→ **What needs to be done**: In full and without alteration, repeat the material.

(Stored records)
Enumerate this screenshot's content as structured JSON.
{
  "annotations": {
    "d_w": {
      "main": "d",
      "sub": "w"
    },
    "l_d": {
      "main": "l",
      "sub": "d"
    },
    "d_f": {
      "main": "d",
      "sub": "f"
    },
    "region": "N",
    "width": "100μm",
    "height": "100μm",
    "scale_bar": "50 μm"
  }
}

→ **Solution to this task**:
Enumerate this screenshot's content as structured JSON.
{
  "annotations": {
    "d_w": {
      "main": "d",
      "sub": "w"
    },
    "l_d": {
      "main": "l",
      "sub": "d"
    },
    "d_f": {
      "main": "d",
      "sub": "f"
    },
    "region": "N",
    "width": "100μm",
    "height": "100μm",
    "scale_bar": "50 μm"
  }
}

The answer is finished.